++++ Dataset entries
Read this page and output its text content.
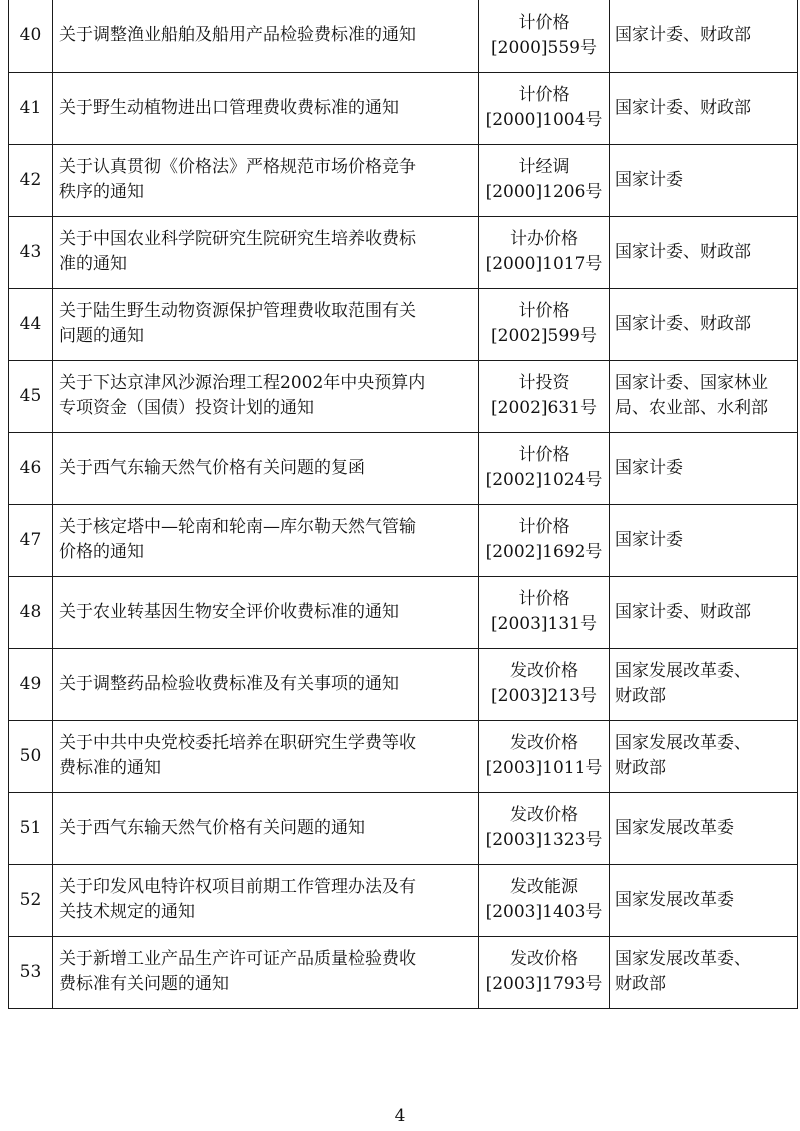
40	关于调整渔业船舶及船用产品检验费标准的通知	计价格
[2000]559号	国家计委、财政部

41	关于野生动植物进出口管理费收费标准的通知	计价格
[2000]1004号	国家计委、财政部

42	关于认真贯彻《价格法》严格规范市场价格竞争
秩序的通知	计经调
[2000]1206号	国家计委

43	关于中国农业科学院研究生院研究生培养收费标
准的通知	计办价格
[2000]1017号	国家计委、财政部

44	关于陆生野生动物资源保护管理费收取范围有关
问题的通知	计价格
[2002]599号	国家计委、财政部

45	关于下达京津风沙源治理工程2002年中央预算内
专项资金（国债）投资计划的通知	计投资
[2002]631号	国家计委、国家林业
局、农业部、水利部

46	关于西气东输天然气价格有关问题的复函	计价格
[2002]1024号	国家计委

47	关于核定塔中—轮南和轮南—库尔勒天然气管输
价格的通知	计价格
[2002]1692号	国家计委

48	关于农业转基因生物安全评价收费标准的通知	计价格
[2003]131号	国家计委、财政部

49	关于调整药品检验收费标准及有关事项的通知	发改价格
[2003]213号	国家发展改革委、
财政部

50	关于中共中央党校委托培养在职研究生学费等收
费标准的通知	发改价格
[2003]1011号	国家发展改革委、
财政部

51	关于西气东输天然气价格有关问题的通知	发改价格
[2003]1323号	国家发展改革委

52	关于印发风电特许权项目前期工作管理办法及有
关技术规定的通知	发改能源
[2003]1403号	国家发展改革委

53	关于新增工业产品生产许可证产品质量检验费收
费标准有关问题的通知	发改价格
[2003]1793号	国家发展改革委、
财政部
4
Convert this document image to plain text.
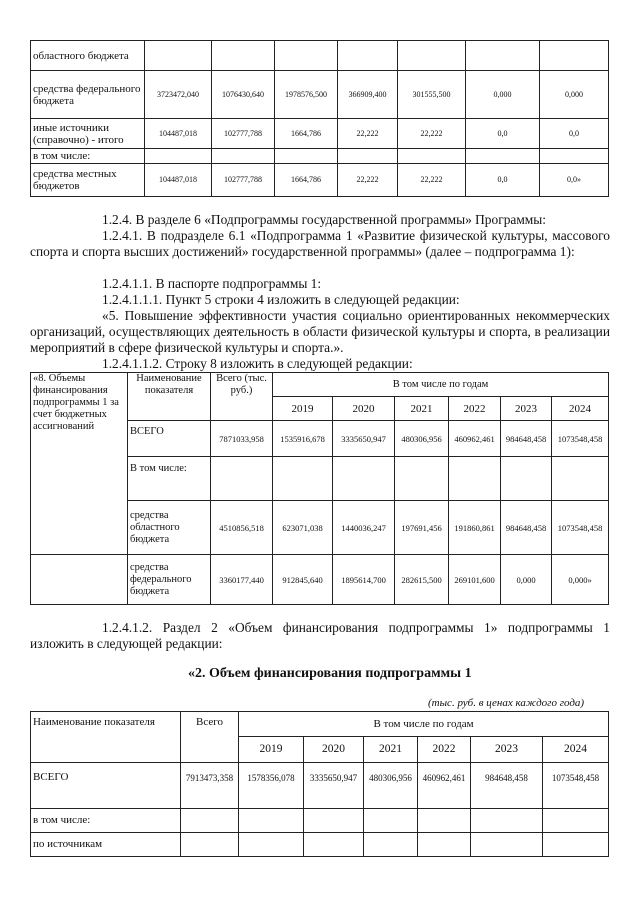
областного бюджета							
средства федерального бюджета	3723472,040	1076430,640	1978576,500	366909,400	301555,500	0,000	0,000
иные источники (справочно) - итого	104487,018	102777,788	1664,786	22,222	22,222	0,0	0,0
в том числе:							
средства местных бюджетов	104487,018	102777,788	1664,786	22,222	22,222	0,0	0,0»

1.2.4. В разделе 6 «Подпрограммы государственной программы» Программы:

1.2.4.1. В подразделе 6.1 «Подпрограмма 1 «Развитие физической культуры, массового спорта и спорта высших достижений» государственной программы» (далее – подпрограмма 1):

1.2.4.1.1. В паспорте подпрограммы 1:

1.2.4.1.1.1. Пункт 5 строки 4 изложить в следующей редакции:

«5. Повышение эффективности участия социально ориентированных некоммерческих организаций, осуществляющих деятельность в области физической культуры и спорта, в реализации мероприятий в сфере физической культуры и спорта.».

1.2.4.1.1.2. Строку 8 изложить в следующей редакции:

«8. Объемы финансирования подпрограммы 1 за счет бюджетных ассигнований	Наименование показателя	Всего (тыс. руб.)	В том числе по годам					
			2019	2020	2021	2022	2023	2024
	ВСЕГО	7871033,958	1535916,678	3335650,947	480306,956	460962,461	984648,458	1073548,458
	В том числе:							
	средства областного бюджета	4510856,518	623071,038	1440036,247	197691,456	191860,861	984648,458	1073548,458
	средства федерального бюджета	3360177,440	912845,640	1895614,700	282615,500	269101,600	0,000	0,000»

1.2.4.1.2. Раздел 2 «Объем финансирования подпрограммы 1» подпрограммы 1 изложить в следующей редакции:

«2. Объем финансирования подпрограммы 1
(тыс. руб. в ценах каждого года)
Наименование показателя	Всего	В том числе по годам					
		2019	2020	2021	2022	2023	2024
ВСЕГО	7913473,358	1578356,078	3335650,947	480306,956	460962,461	984648,458	1073548,458
в том числе:							
по источникам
++++++++
Task brief: Pick out every line holding the string "федерального" and return it.

Answer to this exercise:
средства федерального бюджета	3723472,040	1076430,640	1978576,500	366909,400	301555,500	0,000	0,000
	средства федерального бюджета	3360177,440	912845,640	1895614,700	282615,500	269101,600	0,000	0,000»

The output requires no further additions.